THE TASK: Search the material below for the string "primát" and list each line that holds it.

SOURCE MATERIAL:

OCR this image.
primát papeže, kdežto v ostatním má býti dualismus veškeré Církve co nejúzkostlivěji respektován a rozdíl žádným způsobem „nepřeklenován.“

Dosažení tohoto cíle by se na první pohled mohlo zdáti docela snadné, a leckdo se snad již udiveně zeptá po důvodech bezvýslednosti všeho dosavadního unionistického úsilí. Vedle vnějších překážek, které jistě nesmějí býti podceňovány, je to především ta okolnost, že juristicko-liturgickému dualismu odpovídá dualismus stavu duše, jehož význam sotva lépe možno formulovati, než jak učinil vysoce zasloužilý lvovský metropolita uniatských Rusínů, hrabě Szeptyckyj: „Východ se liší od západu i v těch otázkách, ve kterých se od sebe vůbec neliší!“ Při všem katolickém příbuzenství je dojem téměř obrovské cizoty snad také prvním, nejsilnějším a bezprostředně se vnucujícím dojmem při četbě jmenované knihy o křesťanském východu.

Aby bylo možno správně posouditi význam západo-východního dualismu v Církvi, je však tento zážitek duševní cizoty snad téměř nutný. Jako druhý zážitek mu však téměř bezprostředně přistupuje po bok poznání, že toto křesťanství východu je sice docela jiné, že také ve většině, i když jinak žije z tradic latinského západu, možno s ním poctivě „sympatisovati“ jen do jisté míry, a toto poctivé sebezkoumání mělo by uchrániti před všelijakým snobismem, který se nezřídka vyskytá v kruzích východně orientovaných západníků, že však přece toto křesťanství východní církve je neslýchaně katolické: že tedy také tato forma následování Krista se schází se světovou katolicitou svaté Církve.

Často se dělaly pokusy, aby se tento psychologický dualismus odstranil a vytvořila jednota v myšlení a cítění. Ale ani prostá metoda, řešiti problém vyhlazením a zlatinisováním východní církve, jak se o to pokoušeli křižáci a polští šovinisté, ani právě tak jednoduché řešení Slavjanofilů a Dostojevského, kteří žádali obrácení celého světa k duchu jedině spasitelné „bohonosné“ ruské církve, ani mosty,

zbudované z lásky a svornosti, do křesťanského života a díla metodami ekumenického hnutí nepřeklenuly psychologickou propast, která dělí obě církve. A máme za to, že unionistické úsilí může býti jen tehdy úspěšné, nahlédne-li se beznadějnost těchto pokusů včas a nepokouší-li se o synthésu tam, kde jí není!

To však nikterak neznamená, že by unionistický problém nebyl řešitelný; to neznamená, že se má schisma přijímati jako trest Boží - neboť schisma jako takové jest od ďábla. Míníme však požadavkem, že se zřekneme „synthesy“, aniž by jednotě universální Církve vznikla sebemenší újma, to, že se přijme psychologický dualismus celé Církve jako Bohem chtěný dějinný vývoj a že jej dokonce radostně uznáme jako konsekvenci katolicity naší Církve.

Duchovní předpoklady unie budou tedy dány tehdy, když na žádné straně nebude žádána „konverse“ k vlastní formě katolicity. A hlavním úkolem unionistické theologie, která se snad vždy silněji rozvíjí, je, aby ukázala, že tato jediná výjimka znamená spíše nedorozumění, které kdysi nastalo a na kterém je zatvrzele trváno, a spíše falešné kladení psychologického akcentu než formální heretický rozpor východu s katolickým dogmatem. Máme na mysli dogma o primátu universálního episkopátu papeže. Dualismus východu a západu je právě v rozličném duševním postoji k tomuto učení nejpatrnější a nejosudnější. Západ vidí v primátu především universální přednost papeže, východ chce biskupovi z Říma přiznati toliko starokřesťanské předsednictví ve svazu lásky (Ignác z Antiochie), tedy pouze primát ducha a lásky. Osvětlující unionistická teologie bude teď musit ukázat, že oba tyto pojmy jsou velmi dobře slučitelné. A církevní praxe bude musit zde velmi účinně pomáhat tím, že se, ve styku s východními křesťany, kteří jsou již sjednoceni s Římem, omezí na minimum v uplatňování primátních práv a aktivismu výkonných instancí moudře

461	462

OUTPUT:
primát papeže, kdežto v ostatním má býti dualismus veškeré Církve co nejúzkostlivěji respektován a rozdíl žádným způsobem „nepřeklenován.“
Duchovní předpoklady unie budou tedy dány tehdy, když na žádné straně nebude žádána „konverse“ k vlastní formě katolicity. A hlavním úkolem unionistické theologie, která se snad vždy silněji rozvíjí, je, aby ukázala, že tato jediná výjimka znamená spíše nedorozumění, které kdysi nastalo a na kterém je zatvrzele trváno, a spíše falešné kladení psychologického akcentu než formální heretický rozpor východu s katolickým dogmatem. Máme na mysli dogma o primátu universálního episkopátu papeže. Dualismus východu a západu je právě v rozličném duševním postoji k tomuto učení nejpatrnější a nejosudnější. Západ vidí v primátu především universální přednost papeže, východ chce biskupovi z Říma přiznati toliko starokřesťanské předsednictví ve svazu lásky (Ignác z Antiochie), tedy pouze primát ducha a lásky. Osvětlující unionistická teologie bude teď musit ukázat, že oba tyto pojmy jsou velmi dobře slučitelné. A církevní praxe bude musit zde velmi účinně pomáhat tím, že se, ve styku s východními křesťany, kteří jsou již sjednoceni s Římem, omezí na minimum v uplatňování primátních práv a aktivismu výkonných instancí moudře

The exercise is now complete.